**GOAL**
Write every record out again exactly, and keep images out of it.
>> Start DATA FOR THE TASK
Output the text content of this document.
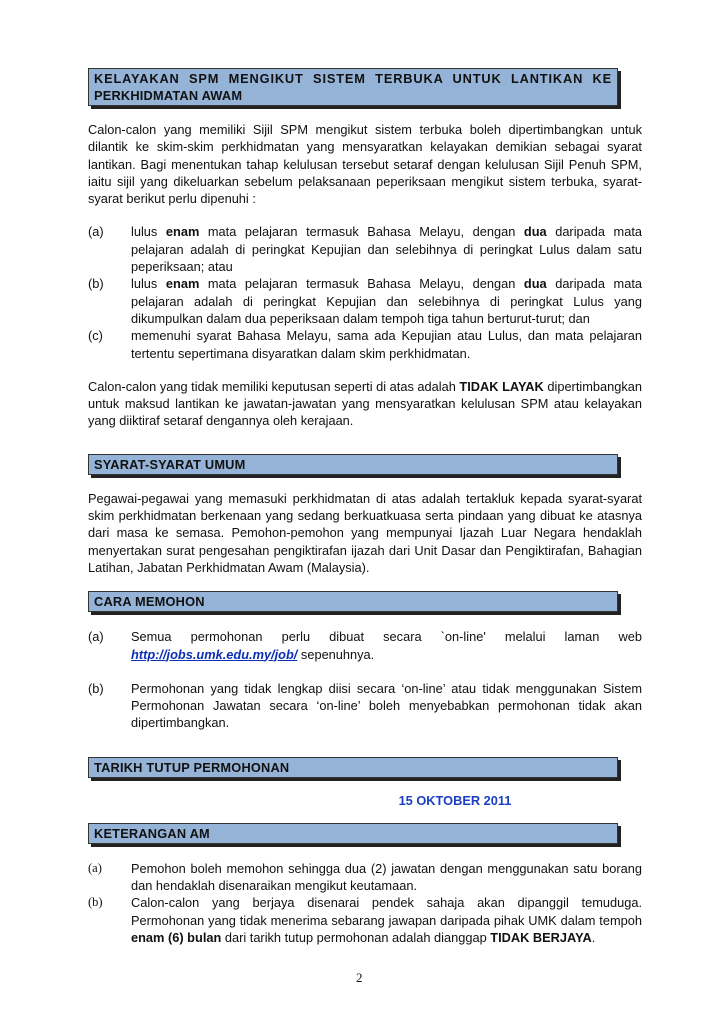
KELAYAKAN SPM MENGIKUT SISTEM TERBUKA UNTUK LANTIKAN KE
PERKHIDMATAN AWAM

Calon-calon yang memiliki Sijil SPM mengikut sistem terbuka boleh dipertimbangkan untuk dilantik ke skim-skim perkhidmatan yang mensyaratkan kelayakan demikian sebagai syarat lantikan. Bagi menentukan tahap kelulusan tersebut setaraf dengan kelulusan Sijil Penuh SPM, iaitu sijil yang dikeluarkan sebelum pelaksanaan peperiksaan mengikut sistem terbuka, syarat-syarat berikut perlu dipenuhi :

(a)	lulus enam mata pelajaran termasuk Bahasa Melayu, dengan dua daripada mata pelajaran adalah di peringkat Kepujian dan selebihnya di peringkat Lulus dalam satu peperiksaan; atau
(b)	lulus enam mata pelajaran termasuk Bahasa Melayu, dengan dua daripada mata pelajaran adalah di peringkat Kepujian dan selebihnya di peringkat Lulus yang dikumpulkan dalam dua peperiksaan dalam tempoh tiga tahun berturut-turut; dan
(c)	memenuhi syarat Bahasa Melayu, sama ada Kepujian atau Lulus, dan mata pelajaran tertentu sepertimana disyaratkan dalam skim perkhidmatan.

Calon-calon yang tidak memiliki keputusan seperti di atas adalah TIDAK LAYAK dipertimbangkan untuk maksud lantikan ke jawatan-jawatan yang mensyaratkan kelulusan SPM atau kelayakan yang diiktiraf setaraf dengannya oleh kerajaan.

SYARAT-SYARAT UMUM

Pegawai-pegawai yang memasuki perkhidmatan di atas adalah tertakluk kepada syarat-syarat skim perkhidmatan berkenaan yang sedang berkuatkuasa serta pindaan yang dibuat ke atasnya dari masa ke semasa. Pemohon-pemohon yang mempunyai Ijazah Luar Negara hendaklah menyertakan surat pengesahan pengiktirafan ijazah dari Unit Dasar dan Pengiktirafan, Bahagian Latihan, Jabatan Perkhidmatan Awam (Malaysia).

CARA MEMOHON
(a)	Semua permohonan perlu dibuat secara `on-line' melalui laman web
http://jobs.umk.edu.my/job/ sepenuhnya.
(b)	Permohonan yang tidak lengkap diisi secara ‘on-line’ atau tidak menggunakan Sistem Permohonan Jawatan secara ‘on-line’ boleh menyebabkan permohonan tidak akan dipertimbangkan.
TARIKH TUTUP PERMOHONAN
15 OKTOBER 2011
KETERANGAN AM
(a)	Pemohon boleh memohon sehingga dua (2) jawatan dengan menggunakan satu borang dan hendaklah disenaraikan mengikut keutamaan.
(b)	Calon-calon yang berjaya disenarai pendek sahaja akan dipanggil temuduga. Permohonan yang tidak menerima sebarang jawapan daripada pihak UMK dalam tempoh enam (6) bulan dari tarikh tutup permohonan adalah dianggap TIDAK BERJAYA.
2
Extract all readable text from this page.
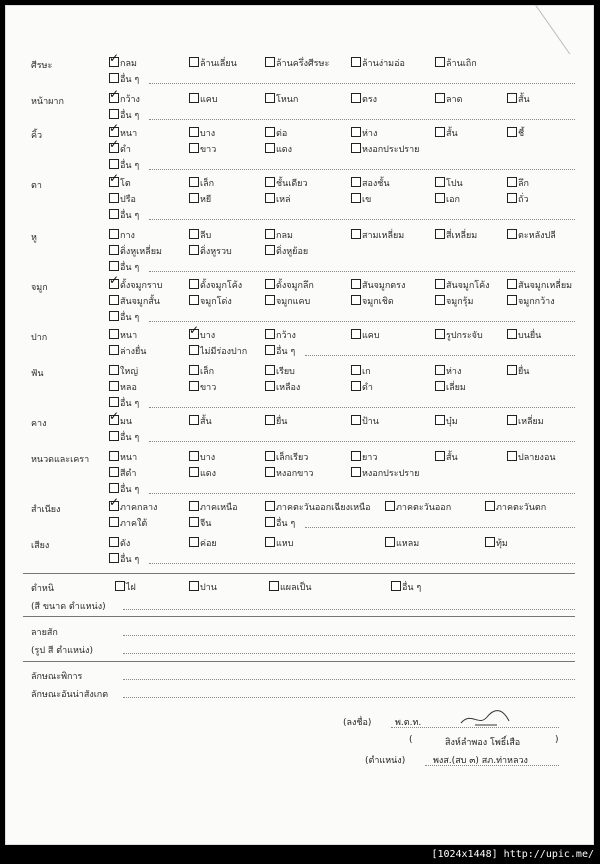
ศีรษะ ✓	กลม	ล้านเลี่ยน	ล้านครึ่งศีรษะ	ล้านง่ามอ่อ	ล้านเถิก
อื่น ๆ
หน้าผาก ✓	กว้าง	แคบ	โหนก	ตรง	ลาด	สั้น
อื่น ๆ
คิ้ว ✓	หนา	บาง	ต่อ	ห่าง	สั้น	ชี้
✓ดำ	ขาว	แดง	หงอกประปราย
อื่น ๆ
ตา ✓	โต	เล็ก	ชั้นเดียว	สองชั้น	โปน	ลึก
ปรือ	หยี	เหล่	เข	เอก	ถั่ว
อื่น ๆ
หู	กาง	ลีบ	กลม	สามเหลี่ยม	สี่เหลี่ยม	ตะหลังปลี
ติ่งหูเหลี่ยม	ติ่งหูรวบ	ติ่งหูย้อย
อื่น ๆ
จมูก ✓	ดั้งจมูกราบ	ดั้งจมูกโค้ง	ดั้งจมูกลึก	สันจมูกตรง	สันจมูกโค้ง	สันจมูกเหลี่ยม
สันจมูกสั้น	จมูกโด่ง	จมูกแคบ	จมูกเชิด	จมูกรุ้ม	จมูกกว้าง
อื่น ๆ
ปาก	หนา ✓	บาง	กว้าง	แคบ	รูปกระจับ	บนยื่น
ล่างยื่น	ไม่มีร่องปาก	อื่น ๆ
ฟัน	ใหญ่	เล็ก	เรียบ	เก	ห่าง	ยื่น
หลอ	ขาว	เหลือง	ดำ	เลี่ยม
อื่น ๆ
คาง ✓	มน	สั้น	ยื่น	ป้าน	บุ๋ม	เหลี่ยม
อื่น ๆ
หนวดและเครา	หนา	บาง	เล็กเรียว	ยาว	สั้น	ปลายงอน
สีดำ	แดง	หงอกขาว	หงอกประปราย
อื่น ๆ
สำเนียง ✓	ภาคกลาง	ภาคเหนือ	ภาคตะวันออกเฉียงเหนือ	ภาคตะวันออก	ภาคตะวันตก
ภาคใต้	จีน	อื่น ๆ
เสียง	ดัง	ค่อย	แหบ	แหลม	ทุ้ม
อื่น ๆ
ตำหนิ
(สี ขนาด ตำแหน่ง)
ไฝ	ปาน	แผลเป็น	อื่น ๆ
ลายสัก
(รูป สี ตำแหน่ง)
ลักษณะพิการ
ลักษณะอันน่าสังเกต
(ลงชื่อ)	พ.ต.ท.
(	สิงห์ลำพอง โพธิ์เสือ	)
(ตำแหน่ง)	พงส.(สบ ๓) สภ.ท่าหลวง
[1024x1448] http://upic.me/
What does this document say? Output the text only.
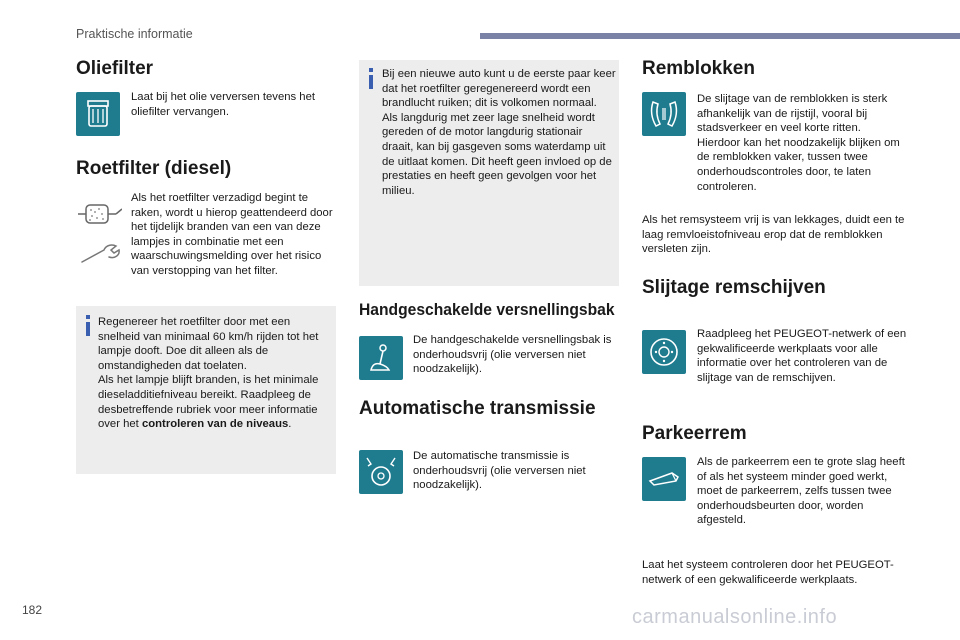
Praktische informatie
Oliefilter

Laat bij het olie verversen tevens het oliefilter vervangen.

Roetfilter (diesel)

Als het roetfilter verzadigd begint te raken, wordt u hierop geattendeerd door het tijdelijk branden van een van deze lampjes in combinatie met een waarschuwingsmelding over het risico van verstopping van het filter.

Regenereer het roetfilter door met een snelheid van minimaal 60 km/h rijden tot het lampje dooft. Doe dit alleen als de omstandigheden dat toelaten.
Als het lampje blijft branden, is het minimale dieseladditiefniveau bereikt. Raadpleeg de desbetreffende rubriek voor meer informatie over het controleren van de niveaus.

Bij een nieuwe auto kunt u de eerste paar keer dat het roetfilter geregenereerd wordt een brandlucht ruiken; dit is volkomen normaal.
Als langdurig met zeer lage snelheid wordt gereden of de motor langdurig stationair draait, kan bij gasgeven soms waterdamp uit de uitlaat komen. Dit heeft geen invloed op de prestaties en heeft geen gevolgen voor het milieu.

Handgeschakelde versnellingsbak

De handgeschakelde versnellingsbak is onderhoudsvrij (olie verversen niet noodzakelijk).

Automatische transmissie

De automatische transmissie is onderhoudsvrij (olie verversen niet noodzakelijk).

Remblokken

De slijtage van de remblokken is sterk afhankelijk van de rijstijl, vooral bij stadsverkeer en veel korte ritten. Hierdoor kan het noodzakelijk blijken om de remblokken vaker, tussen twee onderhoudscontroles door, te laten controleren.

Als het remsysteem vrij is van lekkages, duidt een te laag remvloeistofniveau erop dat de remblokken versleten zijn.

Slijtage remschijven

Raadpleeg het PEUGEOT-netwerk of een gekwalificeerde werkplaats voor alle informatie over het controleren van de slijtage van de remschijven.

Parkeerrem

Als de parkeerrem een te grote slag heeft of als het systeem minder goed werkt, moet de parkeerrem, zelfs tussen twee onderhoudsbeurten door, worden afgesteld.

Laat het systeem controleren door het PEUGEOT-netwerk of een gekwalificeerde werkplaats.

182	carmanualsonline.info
>> End DATA FOR THE TASK
**EXERCISE RESPONSE**
Output the text content of this document.
KELAYAKAN SPM MENGIKUT SISTEM TERBUKA UNTUK LANTIKAN KE
PERKHIDMATAN AWAM

Calon-calon yang memiliki Sijil SPM mengikut sistem terbuka boleh dipertimbangkan untuk dilantik ke skim-skim perkhidmatan yang mensyaratkan kelayakan demikian sebagai syarat lantikan. Bagi menentukan tahap kelulusan tersebut setaraf dengan kelulusan Sijil Penuh SPM, iaitu sijil yang dikeluarkan sebelum pelaksanaan peperiksaan mengikut sistem terbuka, syarat-syarat berikut perlu dipenuhi :

(a)	lulus enam mata pelajaran termasuk Bahasa Melayu, dengan dua daripada mata pelajaran adalah di peringkat Kepujian dan selebihnya di peringkat Lulus dalam satu peperiksaan; atau
(b)	lulus enam mata pelajaran termasuk Bahasa Melayu, dengan dua daripada mata pelajaran adalah di peringkat Kepujian dan selebihnya di peringkat Lulus yang dikumpulkan dalam dua peperiksaan dalam tempoh tiga tahun berturut-turut; dan
(c)	memenuhi syarat Bahasa Melayu, sama ada Kepujian atau Lulus, dan mata pelajaran tertentu sepertimana disyaratkan dalam skim perkhidmatan.

Calon-calon yang tidak memiliki keputusan seperti di atas adalah TIDAK LAYAK dipertimbangkan untuk maksud lantikan ke jawatan-jawatan yang mensyaratkan kelulusan SPM atau kelayakan yang diiktiraf setaraf dengannya oleh kerajaan.

SYARAT-SYARAT UMUM

Pegawai-pegawai yang memasuki perkhidmatan di atas adalah tertakluk kepada syarat-syarat skim perkhidmatan berkenaan yang sedang berkuatkuasa serta pindaan yang dibuat ke atasnya dari masa ke semasa. Pemohon-pemohon yang mempunyai Ijazah Luar Negara hendaklah menyertakan surat pengesahan pengiktirafan ijazah dari Unit Dasar dan Pengiktirafan, Bahagian Latihan, Jabatan Perkhidmatan Awam (Malaysia).

CARA MEMOHON
(a)	Semua permohonan perlu dibuat secara `on-line' melalui laman web
http://jobs.umk.edu.my/job/ sepenuhnya.
(b)	Permohonan yang tidak lengkap diisi secara ‘on-line’ atau tidak menggunakan Sistem Permohonan Jawatan secara ‘on-line’ boleh menyebabkan permohonan tidak akan dipertimbangkan.
TARIKH TUTUP PERMOHONAN
15 OKTOBER 2011
KETERANGAN AM
(a)	Pemohon boleh memohon sehingga dua (2) jawatan dengan menggunakan satu borang dan hendaklah disenaraikan mengikut keutamaan.
(b)	Calon-calon yang berjaya disenarai pendek sahaja akan dipanggil temuduga. Permohonan yang tidak menerima sebarang jawapan daripada pihak UMK dalam tempoh enam (6) bulan dari tarikh tutup permohonan adalah dianggap TIDAK BERJAYA.
2
Extract all readable text from this page.
ศีรษะ ✓	กลม	ล้านเลี่ยน	ล้านครึ่งศีรษะ	ล้านง่ามอ่อ	ล้านเถิก
อื่น ๆ
หน้าผาก ✓	กว้าง	แคบ	โหนก	ตรง	ลาด	สั้น
อื่น ๆ
คิ้ว ✓	หนา	บาง	ต่อ	ห่าง	สั้น	ชี้
✓ดำ	ขาว	แดง	หงอกประปราย
อื่น ๆ
ตา ✓	โต	เล็ก	ชั้นเดียว	สองชั้น	โปน	ลึก
ปรือ	หยี	เหล่	เข	เอก	ถั่ว
อื่น ๆ
หู	กาง	ลีบ	กลม	สามเหลี่ยม	สี่เหลี่ยม	ตะหลังปลี
ติ่งหูเหลี่ยม	ติ่งหูรวบ	ติ่งหูย้อย
อื่น ๆ
จมูก ✓	ดั้งจมูกราบ	ดั้งจมูกโค้ง	ดั้งจมูกลึก	สันจมูกตรง	สันจมูกโค้ง	สันจมูกเหลี่ยม
สันจมูกสั้น	จมูกโด่ง	จมูกแคบ	จมูกเชิด	จมูกรุ้ม	จมูกกว้าง
อื่น ๆ
ปาก	หนา ✓	บาง	กว้าง	แคบ	รูปกระจับ	บนยื่น
ล่างยื่น	ไม่มีร่องปาก	อื่น ๆ
ฟัน	ใหญ่	เล็ก	เรียบ	เก	ห่าง	ยื่น
หลอ	ขาว	เหลือง	ดำ	เลี่ยม
อื่น ๆ
คาง ✓	มน	สั้น	ยื่น	ป้าน	บุ๋ม	เหลี่ยม
อื่น ๆ
หนวดและเครา	หนา	บาง	เล็กเรียว	ยาว	สั้น	ปลายงอน
สีดำ	แดง	หงอกขาว	หงอกประปราย
อื่น ๆ
สำเนียง ✓	ภาคกลาง	ภาคเหนือ	ภาคตะวันออกเฉียงเหนือ	ภาคตะวันออก	ภาคตะวันตก
ภาคใต้	จีน	อื่น ๆ
เสียง	ดัง	ค่อย	แหบ	แหลม	ทุ้ม
อื่น ๆ
ตำหนิ
(สี ขนาด ตำแหน่ง)
ไฝ	ปาน	แผลเป็น	อื่น ๆ
ลายสัก
(รูป สี ตำแหน่ง)
ลักษณะพิการ
ลักษณะอันน่าสังเกต
(ลงชื่อ)	พ.ต.ท.
(	สิงห์ลำพอง โพธิ์เสือ	)
(ตำแหน่ง)	พงส.(สบ ๓) สภ.ท่าหลวง
[1024x1448] http://upic.me/
What does this document say? Output the text only.
Praktische informatie
Oliefilter

Laat bij het olie verversen tevens het oliefilter vervangen.

Roetfilter (diesel)

Als het roetfilter verzadigd begint te raken, wordt u hierop geattendeerd door het tijdelijk branden van een van deze lampjes in combinatie met een waarschuwingsmelding over het risico van verstopping van het filter.

Regenereer het roetfilter door met een snelheid van minimaal 60 km/h rijden tot het lampje dooft. Doe dit alleen als de omstandigheden dat toelaten.
Als het lampje blijft branden, is het minimale dieseladditiefniveau bereikt. Raadpleeg de desbetreffende rubriek voor meer informatie over het controleren van de niveaus.

Bij een nieuwe auto kunt u de eerste paar keer dat het roetfilter geregenereerd wordt een brandlucht ruiken; dit is volkomen normaal.
Als langdurig met zeer lage snelheid wordt gereden of de motor langdurig stationair draait, kan bij gasgeven soms waterdamp uit de uitlaat komen. Dit heeft geen invloed op de prestaties en heeft geen gevolgen voor het milieu.

Handgeschakelde versnellingsbak

De handgeschakelde versnellingsbak is onderhoudsvrij (olie verversen niet noodzakelijk).

Automatische transmissie

De automatische transmissie is onderhoudsvrij (olie verversen niet noodzakelijk).

Remblokken

De slijtage van de remblokken is sterk afhankelijk van de rijstijl, vooral bij stadsverkeer en veel korte ritten. Hierdoor kan het noodzakelijk blijken om de remblokken vaker, tussen twee onderhoudscontroles door, te laten controleren.

Als het remsysteem vrij is van lekkages, duidt een te laag remvloeistofniveau erop dat de remblokken versleten zijn.

Slijtage remschijven

Raadpleeg het PEUGEOT-netwerk of een gekwalificeerde werkplaats voor alle informatie over het controleren van de slijtage van de remschijven.

Parkeerrem

Als de parkeerrem een te grote slag heeft of als het systeem minder goed werkt, moet de parkeerrem, zelfs tussen twee onderhoudsbeurten door, worden afgesteld.

Laat het systeem controleren door het PEUGEOT-netwerk of een gekwalificeerde werkplaats.

182	carmanualsonline.info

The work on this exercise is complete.